═════ Data in this exercise

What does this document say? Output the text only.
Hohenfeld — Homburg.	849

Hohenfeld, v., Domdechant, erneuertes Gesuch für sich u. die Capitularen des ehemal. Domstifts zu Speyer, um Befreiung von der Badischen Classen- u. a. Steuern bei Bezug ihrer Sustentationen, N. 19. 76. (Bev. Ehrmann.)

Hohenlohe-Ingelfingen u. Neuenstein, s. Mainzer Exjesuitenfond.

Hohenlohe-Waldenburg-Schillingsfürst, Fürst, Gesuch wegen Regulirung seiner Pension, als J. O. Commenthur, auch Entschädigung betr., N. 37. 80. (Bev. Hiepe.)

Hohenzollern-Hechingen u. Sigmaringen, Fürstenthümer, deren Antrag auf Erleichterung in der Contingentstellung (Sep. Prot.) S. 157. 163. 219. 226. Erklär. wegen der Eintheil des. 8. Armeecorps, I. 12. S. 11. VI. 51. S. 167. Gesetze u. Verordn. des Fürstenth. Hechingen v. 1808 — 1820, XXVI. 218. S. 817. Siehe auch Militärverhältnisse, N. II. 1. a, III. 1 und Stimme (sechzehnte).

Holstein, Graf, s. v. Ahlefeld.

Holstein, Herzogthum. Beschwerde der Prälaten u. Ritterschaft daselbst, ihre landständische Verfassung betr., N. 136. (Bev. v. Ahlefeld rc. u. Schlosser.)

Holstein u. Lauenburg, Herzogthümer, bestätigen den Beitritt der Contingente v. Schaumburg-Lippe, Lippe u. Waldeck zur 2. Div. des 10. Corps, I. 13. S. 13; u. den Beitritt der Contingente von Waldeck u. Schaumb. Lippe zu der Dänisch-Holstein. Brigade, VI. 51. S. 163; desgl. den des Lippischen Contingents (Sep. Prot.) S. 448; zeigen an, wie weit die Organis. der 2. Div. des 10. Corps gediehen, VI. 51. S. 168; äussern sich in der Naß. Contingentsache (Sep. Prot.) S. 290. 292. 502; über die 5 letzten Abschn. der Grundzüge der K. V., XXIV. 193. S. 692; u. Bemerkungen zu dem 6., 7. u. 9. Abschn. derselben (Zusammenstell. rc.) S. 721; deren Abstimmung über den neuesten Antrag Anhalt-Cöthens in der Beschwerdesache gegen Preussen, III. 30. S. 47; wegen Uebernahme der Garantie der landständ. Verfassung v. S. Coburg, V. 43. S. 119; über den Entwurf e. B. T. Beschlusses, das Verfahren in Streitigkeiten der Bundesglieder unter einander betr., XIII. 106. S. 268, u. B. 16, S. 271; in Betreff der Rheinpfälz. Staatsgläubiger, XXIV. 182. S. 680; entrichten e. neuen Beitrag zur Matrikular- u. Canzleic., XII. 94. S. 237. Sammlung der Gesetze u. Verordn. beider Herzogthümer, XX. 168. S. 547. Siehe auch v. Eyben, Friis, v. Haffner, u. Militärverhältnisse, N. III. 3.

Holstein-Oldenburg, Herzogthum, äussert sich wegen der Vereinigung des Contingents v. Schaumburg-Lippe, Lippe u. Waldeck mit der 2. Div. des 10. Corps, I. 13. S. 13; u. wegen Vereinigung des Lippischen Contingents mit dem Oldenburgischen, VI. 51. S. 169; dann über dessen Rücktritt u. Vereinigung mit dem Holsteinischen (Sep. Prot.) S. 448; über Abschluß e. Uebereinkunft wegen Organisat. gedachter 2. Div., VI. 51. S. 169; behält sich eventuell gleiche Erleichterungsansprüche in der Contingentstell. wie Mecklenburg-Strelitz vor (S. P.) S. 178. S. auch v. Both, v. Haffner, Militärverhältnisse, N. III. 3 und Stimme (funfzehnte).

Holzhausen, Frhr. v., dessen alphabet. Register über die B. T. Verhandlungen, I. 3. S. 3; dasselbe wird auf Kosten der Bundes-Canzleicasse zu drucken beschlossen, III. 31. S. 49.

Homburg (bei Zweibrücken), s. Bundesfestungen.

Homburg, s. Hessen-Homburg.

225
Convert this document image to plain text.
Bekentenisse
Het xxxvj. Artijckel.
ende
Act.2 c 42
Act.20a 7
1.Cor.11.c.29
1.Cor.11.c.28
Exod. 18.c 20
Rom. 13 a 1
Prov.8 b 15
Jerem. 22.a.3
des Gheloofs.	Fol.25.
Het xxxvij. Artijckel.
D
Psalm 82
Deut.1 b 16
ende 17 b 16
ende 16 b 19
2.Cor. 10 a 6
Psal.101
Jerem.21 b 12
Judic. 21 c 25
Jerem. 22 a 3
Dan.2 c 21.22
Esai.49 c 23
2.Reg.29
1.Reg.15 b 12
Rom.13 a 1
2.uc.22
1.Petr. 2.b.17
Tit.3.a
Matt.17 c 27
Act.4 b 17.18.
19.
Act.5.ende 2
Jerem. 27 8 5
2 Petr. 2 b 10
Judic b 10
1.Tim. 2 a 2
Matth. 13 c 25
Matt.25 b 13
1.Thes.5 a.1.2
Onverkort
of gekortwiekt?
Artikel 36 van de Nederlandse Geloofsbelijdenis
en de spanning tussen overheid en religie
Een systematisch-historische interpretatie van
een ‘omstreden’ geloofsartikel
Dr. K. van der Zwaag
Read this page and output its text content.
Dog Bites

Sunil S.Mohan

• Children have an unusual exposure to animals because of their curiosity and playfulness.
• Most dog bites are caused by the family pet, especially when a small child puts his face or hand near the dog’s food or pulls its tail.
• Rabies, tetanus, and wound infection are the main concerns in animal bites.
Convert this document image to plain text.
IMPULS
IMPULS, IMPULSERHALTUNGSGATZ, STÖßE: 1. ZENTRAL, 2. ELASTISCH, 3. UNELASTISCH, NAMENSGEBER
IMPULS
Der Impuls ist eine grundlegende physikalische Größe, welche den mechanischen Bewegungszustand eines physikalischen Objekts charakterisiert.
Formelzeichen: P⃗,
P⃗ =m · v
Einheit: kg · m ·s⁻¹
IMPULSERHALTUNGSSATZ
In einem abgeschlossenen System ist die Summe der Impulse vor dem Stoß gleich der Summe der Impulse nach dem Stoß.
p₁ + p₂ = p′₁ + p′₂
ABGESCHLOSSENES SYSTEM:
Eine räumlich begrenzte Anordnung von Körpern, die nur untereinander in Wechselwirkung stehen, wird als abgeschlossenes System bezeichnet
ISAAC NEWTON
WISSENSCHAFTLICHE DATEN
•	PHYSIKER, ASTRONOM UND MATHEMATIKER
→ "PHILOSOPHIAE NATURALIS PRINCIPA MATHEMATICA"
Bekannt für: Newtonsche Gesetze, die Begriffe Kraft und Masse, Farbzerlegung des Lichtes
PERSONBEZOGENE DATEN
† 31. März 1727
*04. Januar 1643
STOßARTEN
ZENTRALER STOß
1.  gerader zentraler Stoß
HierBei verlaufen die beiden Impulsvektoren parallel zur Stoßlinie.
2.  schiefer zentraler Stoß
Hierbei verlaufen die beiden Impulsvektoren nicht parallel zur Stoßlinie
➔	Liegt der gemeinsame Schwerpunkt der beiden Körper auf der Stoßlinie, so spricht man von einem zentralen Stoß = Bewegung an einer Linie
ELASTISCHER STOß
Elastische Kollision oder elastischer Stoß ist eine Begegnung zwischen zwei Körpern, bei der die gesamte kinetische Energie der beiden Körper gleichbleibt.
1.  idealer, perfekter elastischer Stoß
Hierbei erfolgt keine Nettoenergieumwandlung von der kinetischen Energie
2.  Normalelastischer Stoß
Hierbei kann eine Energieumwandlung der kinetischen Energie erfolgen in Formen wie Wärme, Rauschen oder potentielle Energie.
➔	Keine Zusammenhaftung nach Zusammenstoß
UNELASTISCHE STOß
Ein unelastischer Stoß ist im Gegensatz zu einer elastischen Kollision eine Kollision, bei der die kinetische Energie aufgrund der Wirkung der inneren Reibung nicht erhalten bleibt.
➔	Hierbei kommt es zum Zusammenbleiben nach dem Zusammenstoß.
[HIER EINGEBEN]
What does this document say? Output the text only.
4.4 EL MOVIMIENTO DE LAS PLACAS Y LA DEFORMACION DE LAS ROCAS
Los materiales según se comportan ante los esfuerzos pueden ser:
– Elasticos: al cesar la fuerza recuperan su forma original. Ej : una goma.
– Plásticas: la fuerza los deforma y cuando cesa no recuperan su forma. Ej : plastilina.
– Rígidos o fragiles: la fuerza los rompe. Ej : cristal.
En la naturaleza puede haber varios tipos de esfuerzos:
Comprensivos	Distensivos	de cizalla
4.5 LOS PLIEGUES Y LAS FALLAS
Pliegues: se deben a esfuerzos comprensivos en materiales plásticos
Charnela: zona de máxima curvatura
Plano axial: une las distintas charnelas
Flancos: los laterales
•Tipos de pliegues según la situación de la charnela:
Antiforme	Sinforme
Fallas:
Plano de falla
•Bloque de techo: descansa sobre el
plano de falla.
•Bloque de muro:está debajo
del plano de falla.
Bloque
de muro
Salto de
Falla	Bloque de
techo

══════════

Given problem ::
Extract every line that has the string "Homburg" in it.

Result ::
Hohenfeld — Homburg.	849
Homburg (bei Zweibrücken), s. Bundesfestungen.
Homburg, s. Hessen-Homburg.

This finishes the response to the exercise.